Written problem:
Give the number of lines containing the word "least" and nothing more.

Data entries:
- - -

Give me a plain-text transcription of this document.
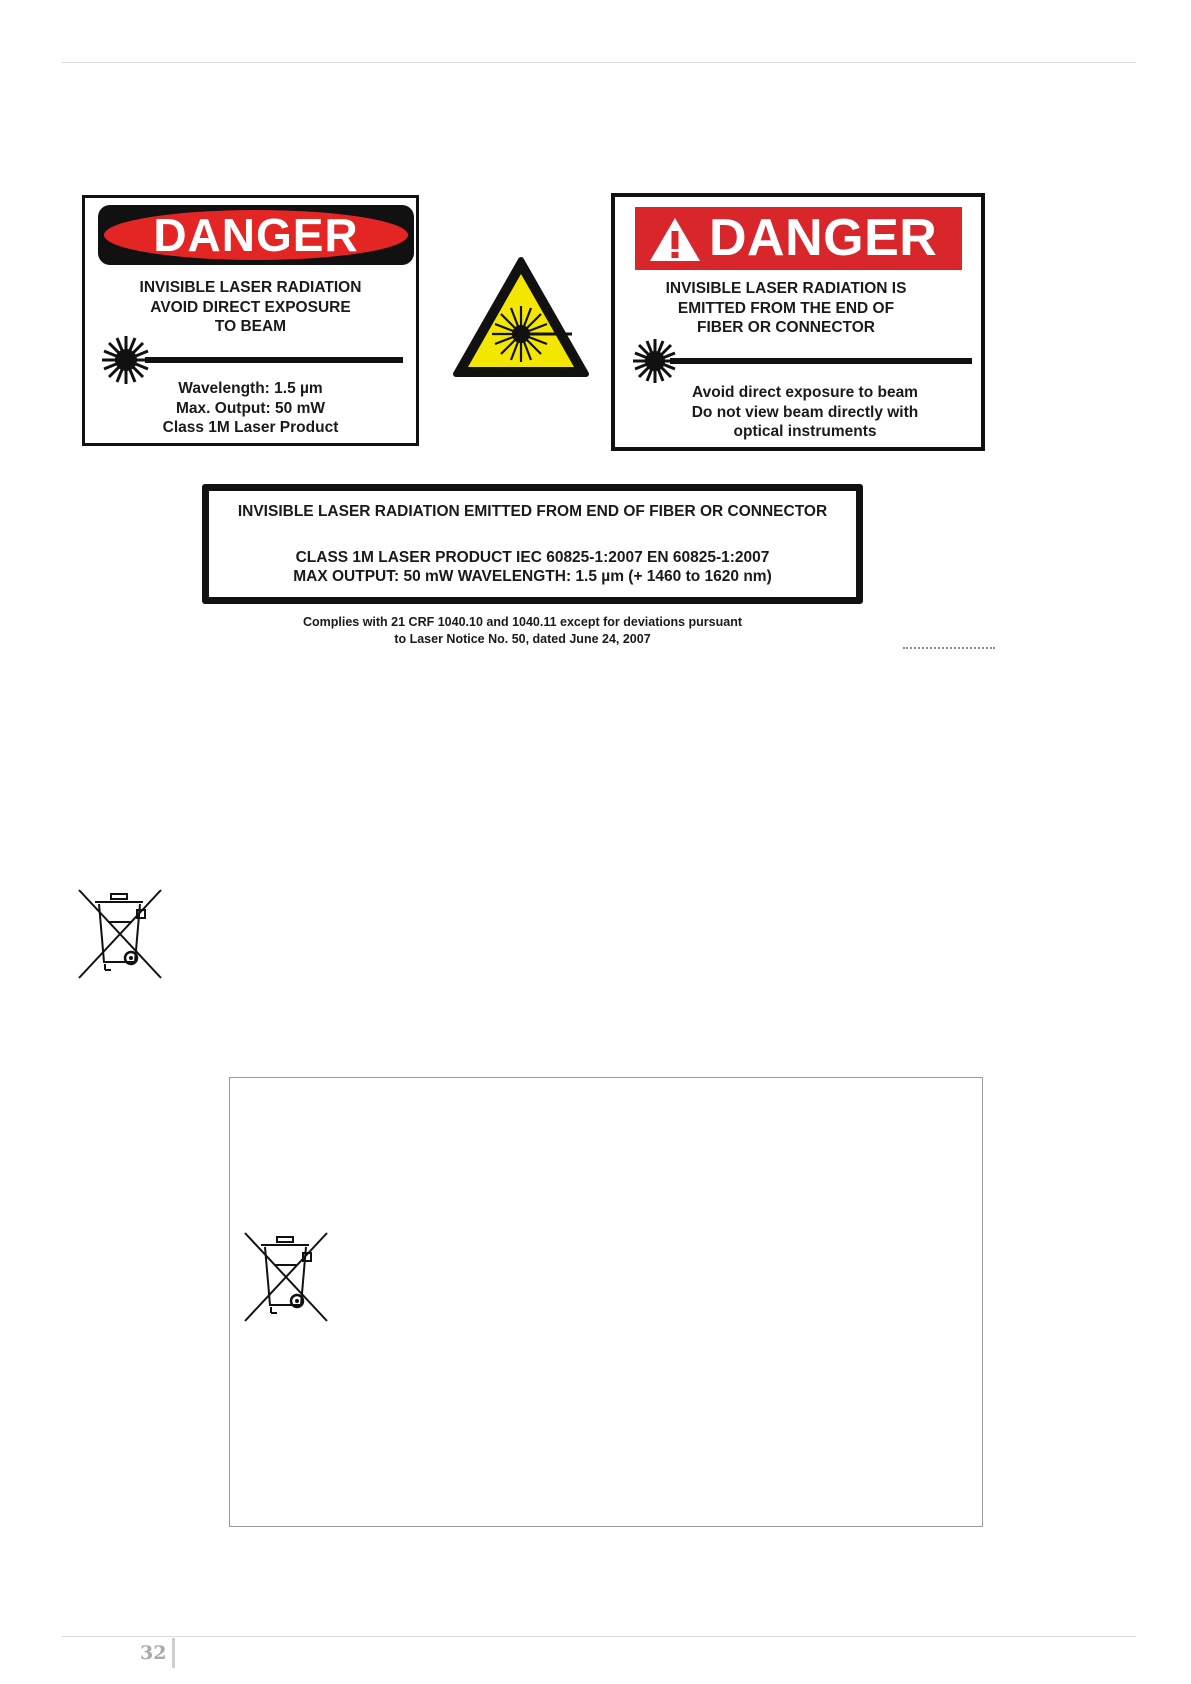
DANGER
INVISIBLE LASER RADIATION
AVOID DIRECT EXPOSURE
TO BEAM
Wavelength: 1.5 µm
Max. Output: 50 mW
Class 1M Laser Product
DANGER
INVISIBLE LASER RADIATION IS
EMITTED FROM THE END OF
FIBER OR CONNECTOR
Avoid direct exposure to beam
Do not view beam directly with
optical instruments
INVISIBLE LASER RADIATION EMITTED FROM END OF FIBER OR CONNECTOR
CLASS 1M LASER PRODUCT IEC 60825-1:2007 EN 60825-1:2007
MAX OUTPUT: 50 mW WAVELENGTH: 1.5 µm (+ 1460 to 1620 nm)
Complies with 21 CRF 1040.10 and 1040.11 except for deviations pursuant
to Laser Notice No. 50, dated June 24, 2007
32
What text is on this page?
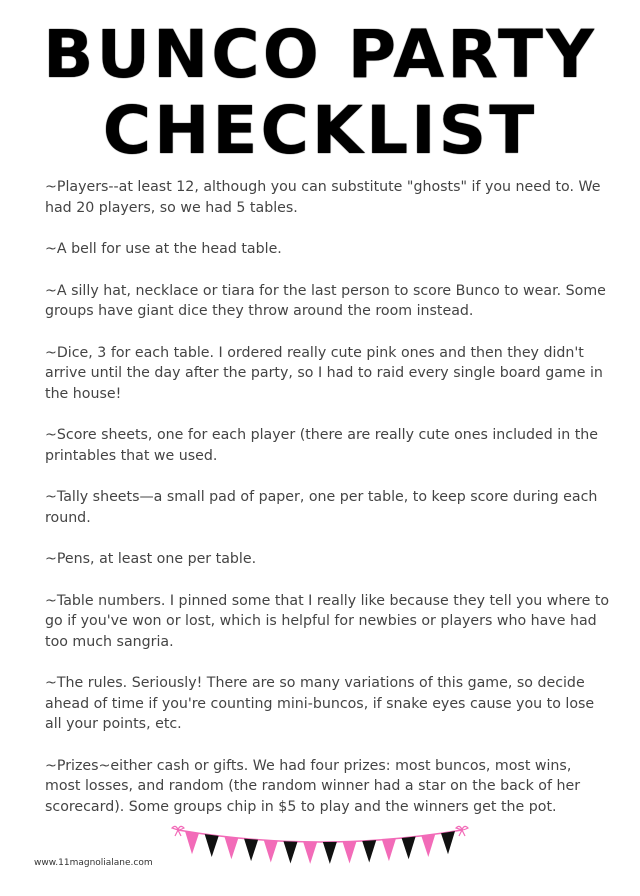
BUNCO PARTY
CHECKLIST

~Players--at least 12, although you can substitute "ghosts" if you need to. We had 20 players, so we had 5 tables.

~A bell for use at the head table.

~A silly hat, necklace or tiara for the last person to score Bunco to wear. Some groups have giant dice they throw around the room instead.

~Dice, 3 for each table. I ordered really cute pink ones and then they didn't arrive until the day after the party, so I had to raid every single board game in the house!

~Score sheets, one for each player (there are really cute ones included in the printables that we used.

~Tally sheets—a small pad of paper, one per table, to keep score during each round.

~Pens, at least one per table.

~Table numbers. I pinned some that I really like because they tell you where to go if you've won or lost, which is helpful for newbies or players who have had too much sangria.

~The rules. Seriously! There are so many variations of this game, so decide ahead of time if you're counting mini-buncos, if snake eyes cause you to lose all your points, etc.

~Prizes~either cash or gifts. We had four prizes: most buncos, most wins, most losses, and random (the random winner had a star on the back of her scorecard). Some groups chip in $5 to play and the winners get the pot.

www.11magnolialane.com
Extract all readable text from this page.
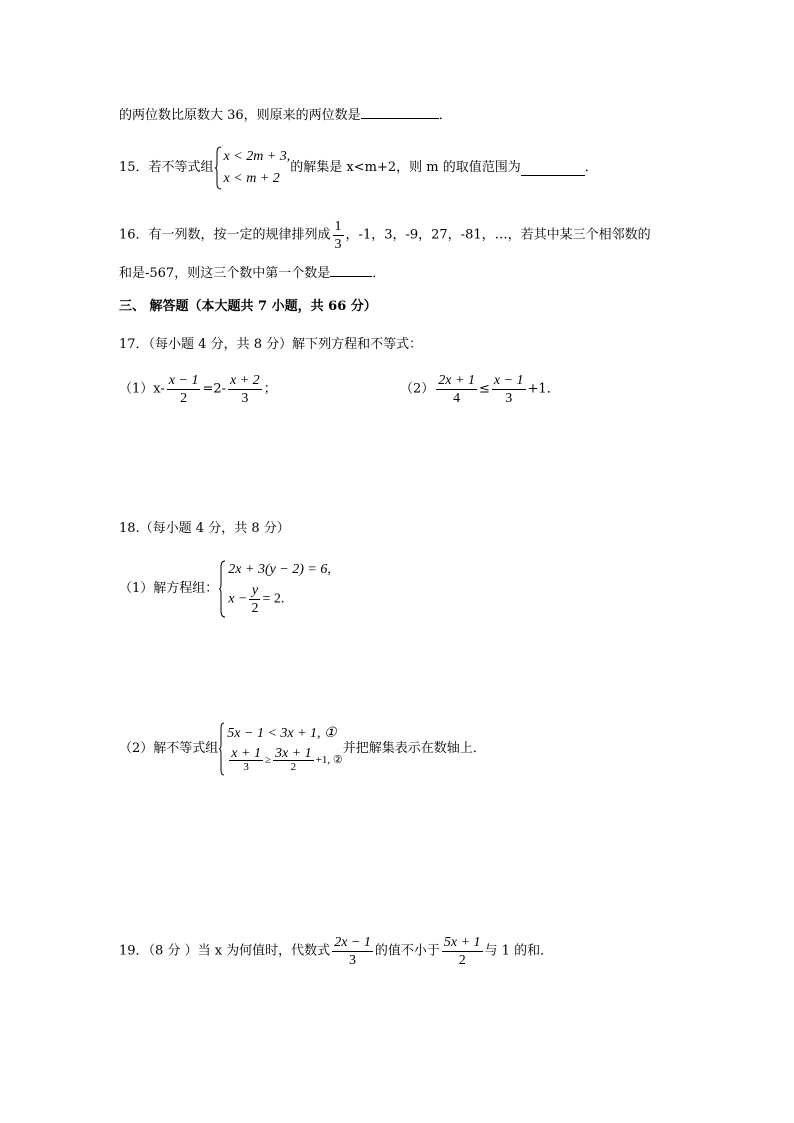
的两位数比原数大 36，则原来的两位数是	．
15．若不等式组
x < 2m + 3,
x < m + 2
的解集是 x<m+2，则 m 的取值范围为	．
16．有一列数，按一定的规律排列成 $\frac{1}{3}$ ，-1，3，-9，27，-81，…，若其中某三个相邻数的
和是-567，则这三个数中第一个数是	．
三、 解答题（本大题共 7 小题，共 66 分）
17．（每小题 4 分，共 8 分）解下列方程和不等式：
$(1)x- \frac{x - 1}{2} =2- \frac{x + 2}{3}$ ；	$(2) \frac{2x + 1}{4} \le \frac{x - 1}{3} +1$．
18.（每小题 4 分，共 8 分）
（1）解方程组：
2x + 3(y − 2) = 6,
$x - \frac{y}{2} = 2$.
（2）解不等式组
5x − 1 < 3x + 1, ①
$\frac{x + 1}{3} \ge \frac{3x + 1}{2} +1$, ②
并把解集表示在数轴上．
19．（8 分 ）当 x 为何值时，代数式 $\frac{2x - 1}{3}$ 的值不小于 $\frac{5x + 1}{2}$ 与 1 的和．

- - -

Response to this exercise:
2